Information provided:
====================
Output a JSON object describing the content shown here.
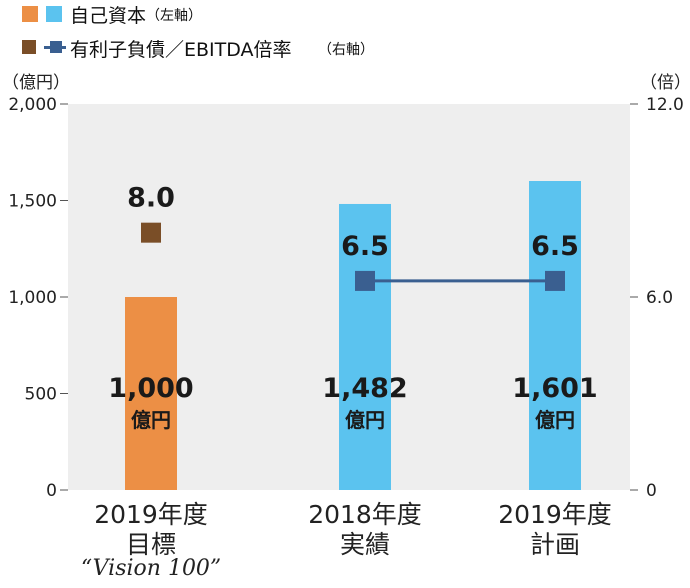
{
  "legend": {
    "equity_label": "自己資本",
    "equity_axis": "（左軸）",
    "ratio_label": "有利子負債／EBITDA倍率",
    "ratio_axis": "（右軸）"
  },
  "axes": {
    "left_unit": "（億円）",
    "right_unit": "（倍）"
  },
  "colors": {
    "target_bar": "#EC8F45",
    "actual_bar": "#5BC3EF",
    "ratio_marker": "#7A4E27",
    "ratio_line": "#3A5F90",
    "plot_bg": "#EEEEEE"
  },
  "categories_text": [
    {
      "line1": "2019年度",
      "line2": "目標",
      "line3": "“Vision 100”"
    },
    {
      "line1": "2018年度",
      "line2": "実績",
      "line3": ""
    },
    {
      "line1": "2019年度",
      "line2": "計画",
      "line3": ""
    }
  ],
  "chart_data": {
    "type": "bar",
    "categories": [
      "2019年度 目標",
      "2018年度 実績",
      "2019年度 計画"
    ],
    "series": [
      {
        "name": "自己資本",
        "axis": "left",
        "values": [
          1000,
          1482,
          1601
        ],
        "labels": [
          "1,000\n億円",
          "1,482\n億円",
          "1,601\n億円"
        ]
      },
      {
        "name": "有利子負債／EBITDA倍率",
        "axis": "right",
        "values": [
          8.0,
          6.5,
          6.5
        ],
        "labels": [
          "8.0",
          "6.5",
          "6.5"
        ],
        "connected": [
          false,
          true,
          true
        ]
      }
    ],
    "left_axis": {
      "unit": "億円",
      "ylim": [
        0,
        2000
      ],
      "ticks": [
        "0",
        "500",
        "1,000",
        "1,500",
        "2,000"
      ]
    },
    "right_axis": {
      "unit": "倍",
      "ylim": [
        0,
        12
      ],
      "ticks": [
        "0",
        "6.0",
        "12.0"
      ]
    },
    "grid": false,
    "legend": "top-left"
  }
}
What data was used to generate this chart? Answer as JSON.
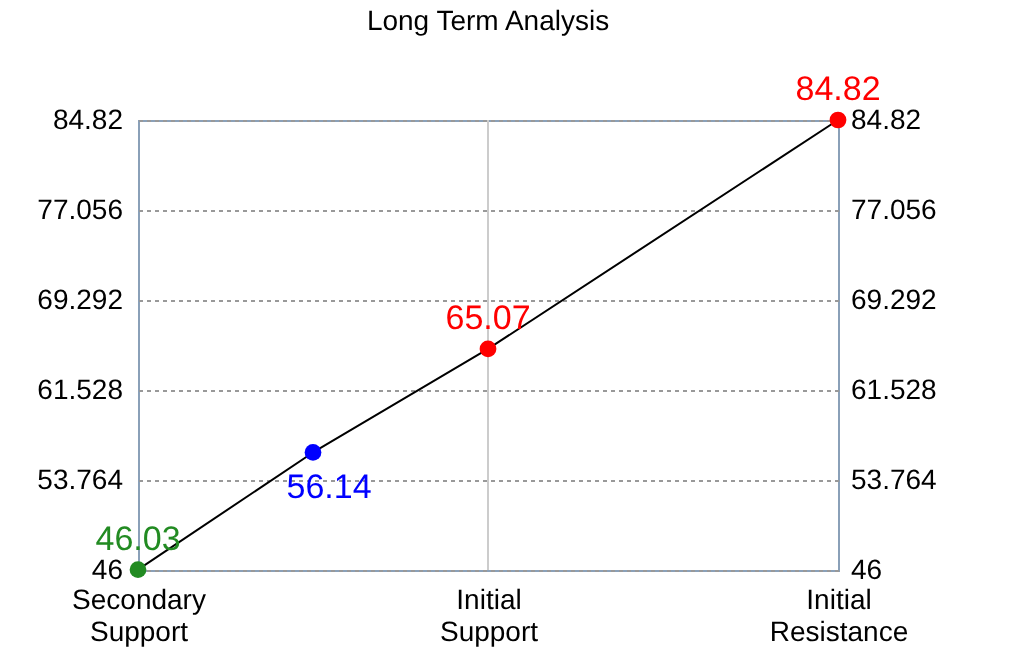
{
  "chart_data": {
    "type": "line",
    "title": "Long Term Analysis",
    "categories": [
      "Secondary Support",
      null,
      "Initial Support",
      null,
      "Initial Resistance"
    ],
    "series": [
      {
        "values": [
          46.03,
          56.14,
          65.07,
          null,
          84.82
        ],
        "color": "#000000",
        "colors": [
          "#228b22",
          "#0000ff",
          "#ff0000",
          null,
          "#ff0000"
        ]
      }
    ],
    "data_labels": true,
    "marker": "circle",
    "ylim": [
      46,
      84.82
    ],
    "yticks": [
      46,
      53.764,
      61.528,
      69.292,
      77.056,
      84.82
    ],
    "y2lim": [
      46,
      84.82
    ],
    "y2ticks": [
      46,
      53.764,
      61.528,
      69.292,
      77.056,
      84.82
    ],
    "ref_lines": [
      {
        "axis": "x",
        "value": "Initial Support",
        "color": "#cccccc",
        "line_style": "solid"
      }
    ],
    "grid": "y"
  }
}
====================
Written exercise:
Write out again the lines from the one with "What data was" through the end of the records exactly, without any of the pictures.

The result:
What data was used to generate this chart? Answer as JSON.
{
  "chart_data": {
    "type": "line",
    "title": "Long Term Analysis",
    "categories": [
      "Secondary Support",
      null,
      "Initial Support",
      null,
      "Initial Resistance"
    ],
    "series": [
      {
        "values": [
          46.03,
          56.14,
          65.07,
          null,
          84.82
        ],
        "color": "#000000",
        "colors": [
          "#228b22",
          "#0000ff",
          "#ff0000",
          null,
          "#ff0000"
        ]
      }
    ],
    "data_labels": true,
    "marker": "circle",
    "ylim": [
      46,
      84.82
    ],
    "yticks": [
      46,
      53.764,
      61.528,
      69.292,
      77.056,
      84.82
    ],
    "y2lim": [
      46,
      84.82
    ],
    "y2ticks": [
      46,
      53.764,
      61.528,
      69.292,
      77.056,
      84.82
    ],
    "ref_lines": [
      {
        "axis": "x",
        "value": "Initial Support",
        "color": "#cccccc",
        "line_style": "solid"
      }
    ],
    "grid": "y"
  }
}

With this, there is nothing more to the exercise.